-- Start Provided entries --
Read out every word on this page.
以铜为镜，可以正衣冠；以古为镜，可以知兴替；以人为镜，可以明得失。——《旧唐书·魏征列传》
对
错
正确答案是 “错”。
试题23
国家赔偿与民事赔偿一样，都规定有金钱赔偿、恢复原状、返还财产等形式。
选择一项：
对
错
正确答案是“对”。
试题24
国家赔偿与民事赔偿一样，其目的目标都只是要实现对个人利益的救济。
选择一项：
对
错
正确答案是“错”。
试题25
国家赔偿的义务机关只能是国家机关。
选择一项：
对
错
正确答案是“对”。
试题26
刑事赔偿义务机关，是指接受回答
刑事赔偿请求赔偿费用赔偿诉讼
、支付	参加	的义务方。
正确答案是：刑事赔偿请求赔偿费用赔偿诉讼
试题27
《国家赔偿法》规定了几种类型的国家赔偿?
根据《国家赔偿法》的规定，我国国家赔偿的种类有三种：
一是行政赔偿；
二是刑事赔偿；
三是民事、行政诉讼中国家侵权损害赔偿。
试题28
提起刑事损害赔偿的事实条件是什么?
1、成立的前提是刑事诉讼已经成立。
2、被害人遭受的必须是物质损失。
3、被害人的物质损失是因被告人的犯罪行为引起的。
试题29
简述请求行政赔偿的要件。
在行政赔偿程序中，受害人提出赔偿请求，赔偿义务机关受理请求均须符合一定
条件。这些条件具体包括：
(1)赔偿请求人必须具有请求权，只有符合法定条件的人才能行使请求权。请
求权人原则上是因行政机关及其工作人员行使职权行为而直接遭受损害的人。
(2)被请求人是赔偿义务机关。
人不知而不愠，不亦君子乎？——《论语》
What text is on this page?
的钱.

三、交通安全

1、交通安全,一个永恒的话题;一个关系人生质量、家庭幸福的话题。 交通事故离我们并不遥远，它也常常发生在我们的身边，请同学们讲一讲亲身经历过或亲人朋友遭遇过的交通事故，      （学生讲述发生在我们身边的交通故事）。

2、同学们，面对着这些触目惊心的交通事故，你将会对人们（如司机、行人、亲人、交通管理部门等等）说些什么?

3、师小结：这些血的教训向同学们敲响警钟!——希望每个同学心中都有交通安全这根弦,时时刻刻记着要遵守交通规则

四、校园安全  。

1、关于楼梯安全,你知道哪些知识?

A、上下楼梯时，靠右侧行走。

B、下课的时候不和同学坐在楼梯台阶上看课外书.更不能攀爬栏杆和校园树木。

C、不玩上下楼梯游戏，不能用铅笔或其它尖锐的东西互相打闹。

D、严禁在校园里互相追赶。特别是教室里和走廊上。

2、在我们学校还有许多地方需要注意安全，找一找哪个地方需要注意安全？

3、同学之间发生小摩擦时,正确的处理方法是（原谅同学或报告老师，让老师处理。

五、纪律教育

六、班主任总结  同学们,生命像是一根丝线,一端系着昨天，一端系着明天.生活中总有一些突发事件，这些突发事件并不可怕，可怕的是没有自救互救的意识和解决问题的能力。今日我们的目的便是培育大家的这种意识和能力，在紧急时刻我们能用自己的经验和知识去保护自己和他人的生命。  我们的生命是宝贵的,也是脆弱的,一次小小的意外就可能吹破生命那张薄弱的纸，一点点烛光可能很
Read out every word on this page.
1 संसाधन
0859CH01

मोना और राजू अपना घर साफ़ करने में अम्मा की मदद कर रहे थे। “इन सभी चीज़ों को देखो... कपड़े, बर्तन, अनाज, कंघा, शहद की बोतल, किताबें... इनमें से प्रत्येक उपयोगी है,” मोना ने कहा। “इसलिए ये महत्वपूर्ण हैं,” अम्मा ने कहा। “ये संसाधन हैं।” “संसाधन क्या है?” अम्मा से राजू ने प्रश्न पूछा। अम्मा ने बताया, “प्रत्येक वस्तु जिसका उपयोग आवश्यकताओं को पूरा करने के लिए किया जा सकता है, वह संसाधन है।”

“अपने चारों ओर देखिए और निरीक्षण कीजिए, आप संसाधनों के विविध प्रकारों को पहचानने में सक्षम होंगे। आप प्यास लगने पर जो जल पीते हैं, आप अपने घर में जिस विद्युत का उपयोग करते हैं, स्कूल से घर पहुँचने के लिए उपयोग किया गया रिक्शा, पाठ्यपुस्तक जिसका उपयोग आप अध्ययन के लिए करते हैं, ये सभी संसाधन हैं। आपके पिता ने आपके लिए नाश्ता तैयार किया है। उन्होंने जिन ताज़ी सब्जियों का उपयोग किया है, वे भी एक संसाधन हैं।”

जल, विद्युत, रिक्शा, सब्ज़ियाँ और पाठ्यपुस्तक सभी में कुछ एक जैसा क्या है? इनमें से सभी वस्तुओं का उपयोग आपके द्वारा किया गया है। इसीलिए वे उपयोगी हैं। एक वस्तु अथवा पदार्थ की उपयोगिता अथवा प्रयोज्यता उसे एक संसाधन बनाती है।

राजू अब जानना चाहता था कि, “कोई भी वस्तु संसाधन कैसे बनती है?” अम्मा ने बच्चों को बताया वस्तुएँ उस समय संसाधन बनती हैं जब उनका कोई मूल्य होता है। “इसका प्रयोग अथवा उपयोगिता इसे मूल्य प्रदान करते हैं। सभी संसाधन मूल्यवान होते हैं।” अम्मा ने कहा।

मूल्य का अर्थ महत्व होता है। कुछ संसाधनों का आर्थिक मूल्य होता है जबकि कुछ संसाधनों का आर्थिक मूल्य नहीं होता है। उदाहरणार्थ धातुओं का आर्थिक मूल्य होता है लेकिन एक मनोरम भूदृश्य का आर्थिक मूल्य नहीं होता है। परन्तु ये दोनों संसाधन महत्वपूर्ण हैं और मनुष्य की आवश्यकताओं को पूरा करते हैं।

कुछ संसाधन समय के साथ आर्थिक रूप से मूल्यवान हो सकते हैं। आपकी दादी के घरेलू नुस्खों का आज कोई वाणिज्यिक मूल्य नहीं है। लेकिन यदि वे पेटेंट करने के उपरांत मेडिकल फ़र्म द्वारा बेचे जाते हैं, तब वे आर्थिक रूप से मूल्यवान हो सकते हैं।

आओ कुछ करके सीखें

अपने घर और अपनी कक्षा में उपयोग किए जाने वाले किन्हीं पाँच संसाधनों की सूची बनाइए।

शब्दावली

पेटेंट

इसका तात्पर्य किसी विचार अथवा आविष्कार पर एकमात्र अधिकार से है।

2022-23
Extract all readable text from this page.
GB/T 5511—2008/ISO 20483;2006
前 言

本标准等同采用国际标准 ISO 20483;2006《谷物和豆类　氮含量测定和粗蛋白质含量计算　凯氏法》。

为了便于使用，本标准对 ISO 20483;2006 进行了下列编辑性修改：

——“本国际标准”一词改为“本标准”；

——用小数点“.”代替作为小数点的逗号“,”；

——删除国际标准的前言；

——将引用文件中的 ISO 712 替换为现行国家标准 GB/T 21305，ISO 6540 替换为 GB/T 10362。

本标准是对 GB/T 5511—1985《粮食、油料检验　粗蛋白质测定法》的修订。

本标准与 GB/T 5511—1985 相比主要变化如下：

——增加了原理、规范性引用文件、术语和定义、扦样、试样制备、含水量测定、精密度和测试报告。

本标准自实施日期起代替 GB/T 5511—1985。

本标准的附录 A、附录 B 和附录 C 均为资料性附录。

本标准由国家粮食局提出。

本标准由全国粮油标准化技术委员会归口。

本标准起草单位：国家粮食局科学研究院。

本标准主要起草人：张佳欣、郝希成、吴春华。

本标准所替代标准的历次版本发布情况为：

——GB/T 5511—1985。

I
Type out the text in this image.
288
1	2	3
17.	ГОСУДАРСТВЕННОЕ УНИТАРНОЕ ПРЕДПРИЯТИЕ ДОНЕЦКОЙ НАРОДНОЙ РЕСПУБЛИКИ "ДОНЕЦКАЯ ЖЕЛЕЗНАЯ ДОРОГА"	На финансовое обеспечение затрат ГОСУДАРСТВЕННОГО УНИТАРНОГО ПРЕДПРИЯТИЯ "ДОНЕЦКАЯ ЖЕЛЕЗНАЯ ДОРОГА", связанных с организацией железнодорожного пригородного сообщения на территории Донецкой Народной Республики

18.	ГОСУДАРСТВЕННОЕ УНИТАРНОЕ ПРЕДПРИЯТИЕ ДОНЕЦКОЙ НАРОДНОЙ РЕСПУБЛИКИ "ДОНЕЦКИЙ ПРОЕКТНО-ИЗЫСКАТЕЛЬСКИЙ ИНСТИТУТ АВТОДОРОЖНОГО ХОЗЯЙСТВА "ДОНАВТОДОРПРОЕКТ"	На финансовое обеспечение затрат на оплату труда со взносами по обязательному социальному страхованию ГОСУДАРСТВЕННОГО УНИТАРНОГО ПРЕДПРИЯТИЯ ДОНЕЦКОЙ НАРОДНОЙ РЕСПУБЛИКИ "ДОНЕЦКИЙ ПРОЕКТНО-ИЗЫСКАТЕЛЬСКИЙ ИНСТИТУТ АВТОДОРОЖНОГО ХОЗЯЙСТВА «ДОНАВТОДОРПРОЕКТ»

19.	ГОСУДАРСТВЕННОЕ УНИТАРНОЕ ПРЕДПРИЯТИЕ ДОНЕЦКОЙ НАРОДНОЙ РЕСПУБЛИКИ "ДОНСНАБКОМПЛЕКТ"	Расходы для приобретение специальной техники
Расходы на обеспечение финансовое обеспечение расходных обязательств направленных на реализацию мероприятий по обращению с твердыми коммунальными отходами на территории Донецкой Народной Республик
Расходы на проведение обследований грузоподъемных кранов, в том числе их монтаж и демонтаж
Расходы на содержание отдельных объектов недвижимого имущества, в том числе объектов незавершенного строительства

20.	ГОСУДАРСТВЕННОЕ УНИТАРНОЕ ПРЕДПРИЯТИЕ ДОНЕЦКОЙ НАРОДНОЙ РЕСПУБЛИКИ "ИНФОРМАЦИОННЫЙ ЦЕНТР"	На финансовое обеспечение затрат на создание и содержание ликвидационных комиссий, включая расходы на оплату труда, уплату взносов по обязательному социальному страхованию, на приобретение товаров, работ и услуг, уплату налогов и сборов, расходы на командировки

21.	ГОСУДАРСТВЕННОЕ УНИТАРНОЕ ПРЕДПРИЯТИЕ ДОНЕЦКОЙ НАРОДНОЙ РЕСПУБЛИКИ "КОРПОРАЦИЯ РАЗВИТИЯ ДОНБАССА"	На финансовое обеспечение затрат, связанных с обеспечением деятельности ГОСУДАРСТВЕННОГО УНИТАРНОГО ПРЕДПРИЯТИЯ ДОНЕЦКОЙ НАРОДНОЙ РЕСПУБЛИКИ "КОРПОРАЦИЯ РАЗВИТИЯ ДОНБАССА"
-- End Provided entries --
Problem requirements: Check every line of the data above for the string "УНИТАРНОГО", and copy those that have it.

The completed task:
17.	ГОСУДАРСТВЕННОЕ УНИТАРНОЕ ПРЕДПРИЯТИЕ ДОНЕЦКОЙ НАРОДНОЙ РЕСПУБЛИКИ "ДОНЕЦКАЯ ЖЕЛЕЗНАЯ ДОРОГА"	На финансовое обеспечение затрат ГОСУДАРСТВЕННОГО УНИТАРНОГО ПРЕДПРИЯТИЯ "ДОНЕЦКАЯ ЖЕЛЕЗНАЯ ДОРОГА", связанных с организацией железнодорожного пригородного сообщения на территории Донецкой Народной Республики
18.	ГОСУДАРСТВЕННОЕ УНИТАРНОЕ ПРЕДПРИЯТИЕ ДОНЕЦКОЙ НАРОДНОЙ РЕСПУБЛИКИ "ДОНЕЦКИЙ ПРОЕКТНО-ИЗЫСКАТЕЛЬСКИЙ ИНСТИТУТ АВТОДОРОЖНОГО ХОЗЯЙСТВА "ДОНАВТОДОРПРОЕКТ"	На финансовое обеспечение затрат на оплату труда со взносами по обязательному социальному страхованию ГОСУДАРСТВЕННОГО УНИТАРНОГО ПРЕДПРИЯТИЯ ДОНЕЦКОЙ НАРОДНОЙ РЕСПУБЛИКИ "ДОНЕЦКИЙ ПРОЕКТНО-ИЗЫСКАТЕЛЬСКИЙ ИНСТИТУТ АВТОДОРОЖНОГО ХОЗЯЙСТВА «ДОНАВТОДОРПРОЕКТ»
21.	ГОСУДАРСТВЕННОЕ УНИТАРНОЕ ПРЕДПРИЯТИЕ ДОНЕЦКОЙ НАРОДНОЙ РЕСПУБЛИКИ "КОРПОРАЦИЯ РАЗВИТИЯ ДОНБАССА"	На финансовое обеспечение затрат, связанных с обеспечением деятельности ГОСУДАРСТВЕННОГО УНИТАРНОГО ПРЕДПРИЯТИЯ ДОНЕЦКОЙ НАРОДНОЙ РЕСПУБЛИКИ "КОРПОРАЦИЯ РАЗВИТИЯ ДОНБАССА"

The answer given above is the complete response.